[Figure collection entries]
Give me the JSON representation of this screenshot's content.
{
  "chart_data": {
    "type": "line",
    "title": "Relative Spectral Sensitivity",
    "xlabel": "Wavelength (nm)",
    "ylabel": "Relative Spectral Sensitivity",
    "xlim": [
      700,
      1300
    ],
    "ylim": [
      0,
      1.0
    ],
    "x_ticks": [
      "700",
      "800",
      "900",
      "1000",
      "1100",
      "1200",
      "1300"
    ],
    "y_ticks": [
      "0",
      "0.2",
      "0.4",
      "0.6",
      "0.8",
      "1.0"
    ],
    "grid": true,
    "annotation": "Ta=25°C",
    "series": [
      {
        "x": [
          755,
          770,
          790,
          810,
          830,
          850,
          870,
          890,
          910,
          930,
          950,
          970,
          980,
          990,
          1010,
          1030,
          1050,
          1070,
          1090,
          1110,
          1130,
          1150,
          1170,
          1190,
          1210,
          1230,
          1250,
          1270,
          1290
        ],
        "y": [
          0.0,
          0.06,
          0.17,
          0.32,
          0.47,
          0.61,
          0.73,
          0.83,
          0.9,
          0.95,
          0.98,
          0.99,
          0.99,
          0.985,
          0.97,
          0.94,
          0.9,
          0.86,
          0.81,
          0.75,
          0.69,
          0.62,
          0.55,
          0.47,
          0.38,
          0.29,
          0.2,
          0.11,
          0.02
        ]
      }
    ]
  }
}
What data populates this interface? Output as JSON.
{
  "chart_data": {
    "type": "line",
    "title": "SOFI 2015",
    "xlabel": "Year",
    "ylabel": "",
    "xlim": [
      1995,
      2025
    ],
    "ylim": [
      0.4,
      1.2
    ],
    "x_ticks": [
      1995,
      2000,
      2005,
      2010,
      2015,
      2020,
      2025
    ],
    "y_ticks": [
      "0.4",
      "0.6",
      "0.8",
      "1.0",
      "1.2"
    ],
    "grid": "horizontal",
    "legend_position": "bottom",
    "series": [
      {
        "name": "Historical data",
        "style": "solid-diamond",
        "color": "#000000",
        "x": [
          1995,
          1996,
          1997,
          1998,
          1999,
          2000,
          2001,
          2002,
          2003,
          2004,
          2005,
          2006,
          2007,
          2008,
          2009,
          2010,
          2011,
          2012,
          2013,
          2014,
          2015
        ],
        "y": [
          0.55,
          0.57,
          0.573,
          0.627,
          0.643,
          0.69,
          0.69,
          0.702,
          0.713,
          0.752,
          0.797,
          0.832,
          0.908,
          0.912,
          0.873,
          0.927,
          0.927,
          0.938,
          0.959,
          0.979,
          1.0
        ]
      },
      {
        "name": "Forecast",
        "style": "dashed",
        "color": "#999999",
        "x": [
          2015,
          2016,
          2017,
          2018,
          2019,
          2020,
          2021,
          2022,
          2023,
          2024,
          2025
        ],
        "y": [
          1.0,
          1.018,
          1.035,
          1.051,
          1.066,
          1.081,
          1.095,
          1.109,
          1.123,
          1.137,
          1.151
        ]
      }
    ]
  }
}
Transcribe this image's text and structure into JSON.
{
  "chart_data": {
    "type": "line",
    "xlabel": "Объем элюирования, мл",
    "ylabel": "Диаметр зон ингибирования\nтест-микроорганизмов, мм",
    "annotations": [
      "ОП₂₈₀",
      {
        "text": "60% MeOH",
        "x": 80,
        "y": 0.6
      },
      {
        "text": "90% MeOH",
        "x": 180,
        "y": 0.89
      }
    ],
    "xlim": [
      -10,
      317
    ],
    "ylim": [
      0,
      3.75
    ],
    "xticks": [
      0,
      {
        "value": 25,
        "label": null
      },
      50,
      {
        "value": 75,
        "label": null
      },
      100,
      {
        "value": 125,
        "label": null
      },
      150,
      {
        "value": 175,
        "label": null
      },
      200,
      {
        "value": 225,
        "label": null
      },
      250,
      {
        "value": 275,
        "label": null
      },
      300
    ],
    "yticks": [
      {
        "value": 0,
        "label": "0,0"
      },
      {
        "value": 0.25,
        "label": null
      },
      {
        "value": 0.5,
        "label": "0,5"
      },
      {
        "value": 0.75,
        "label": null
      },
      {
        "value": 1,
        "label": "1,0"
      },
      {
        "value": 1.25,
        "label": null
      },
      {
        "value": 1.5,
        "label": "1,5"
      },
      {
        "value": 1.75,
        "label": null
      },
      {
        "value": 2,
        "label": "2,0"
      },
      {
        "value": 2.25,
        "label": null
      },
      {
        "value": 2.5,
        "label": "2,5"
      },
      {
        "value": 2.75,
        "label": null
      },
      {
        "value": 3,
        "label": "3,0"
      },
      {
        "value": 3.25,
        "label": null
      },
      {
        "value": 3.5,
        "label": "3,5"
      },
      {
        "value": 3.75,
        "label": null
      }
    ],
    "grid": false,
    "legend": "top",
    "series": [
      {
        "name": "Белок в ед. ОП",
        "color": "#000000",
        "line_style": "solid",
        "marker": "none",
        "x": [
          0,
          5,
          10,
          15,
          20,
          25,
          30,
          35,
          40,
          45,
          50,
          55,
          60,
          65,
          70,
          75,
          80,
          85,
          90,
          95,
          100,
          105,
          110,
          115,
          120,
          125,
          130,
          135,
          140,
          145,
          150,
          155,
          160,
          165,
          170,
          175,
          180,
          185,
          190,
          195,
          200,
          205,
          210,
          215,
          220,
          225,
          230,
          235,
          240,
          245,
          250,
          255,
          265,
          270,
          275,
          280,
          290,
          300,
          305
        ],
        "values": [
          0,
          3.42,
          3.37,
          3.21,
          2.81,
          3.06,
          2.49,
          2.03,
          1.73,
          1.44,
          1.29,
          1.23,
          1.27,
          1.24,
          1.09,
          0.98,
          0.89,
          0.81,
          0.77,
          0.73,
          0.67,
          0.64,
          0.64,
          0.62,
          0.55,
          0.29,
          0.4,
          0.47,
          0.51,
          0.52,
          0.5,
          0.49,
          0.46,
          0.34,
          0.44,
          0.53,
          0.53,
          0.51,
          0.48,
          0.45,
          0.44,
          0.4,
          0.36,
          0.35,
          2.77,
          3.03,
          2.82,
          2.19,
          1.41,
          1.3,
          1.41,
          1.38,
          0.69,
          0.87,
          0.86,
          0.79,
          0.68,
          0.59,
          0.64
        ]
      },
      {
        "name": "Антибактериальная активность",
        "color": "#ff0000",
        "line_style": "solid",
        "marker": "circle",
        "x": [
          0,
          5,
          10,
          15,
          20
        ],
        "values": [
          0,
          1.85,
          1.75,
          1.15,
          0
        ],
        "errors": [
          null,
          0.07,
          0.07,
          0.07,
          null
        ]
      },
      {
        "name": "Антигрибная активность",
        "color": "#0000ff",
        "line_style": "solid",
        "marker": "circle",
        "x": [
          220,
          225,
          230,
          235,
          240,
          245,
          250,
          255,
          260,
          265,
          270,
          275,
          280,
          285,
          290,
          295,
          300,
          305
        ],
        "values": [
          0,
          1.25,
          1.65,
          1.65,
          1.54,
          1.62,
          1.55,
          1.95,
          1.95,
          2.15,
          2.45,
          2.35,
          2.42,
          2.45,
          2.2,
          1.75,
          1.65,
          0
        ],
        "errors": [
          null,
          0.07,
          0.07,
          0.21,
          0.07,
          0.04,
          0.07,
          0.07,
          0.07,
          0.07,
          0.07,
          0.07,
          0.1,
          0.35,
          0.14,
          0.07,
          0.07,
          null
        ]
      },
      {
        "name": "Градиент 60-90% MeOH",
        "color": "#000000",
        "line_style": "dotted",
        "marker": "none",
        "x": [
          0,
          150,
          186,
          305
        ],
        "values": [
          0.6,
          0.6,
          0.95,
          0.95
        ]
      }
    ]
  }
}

■ **Aim of the task**
Count the lines that hold the string "title" and state that number alone.

■ **Complete response**
2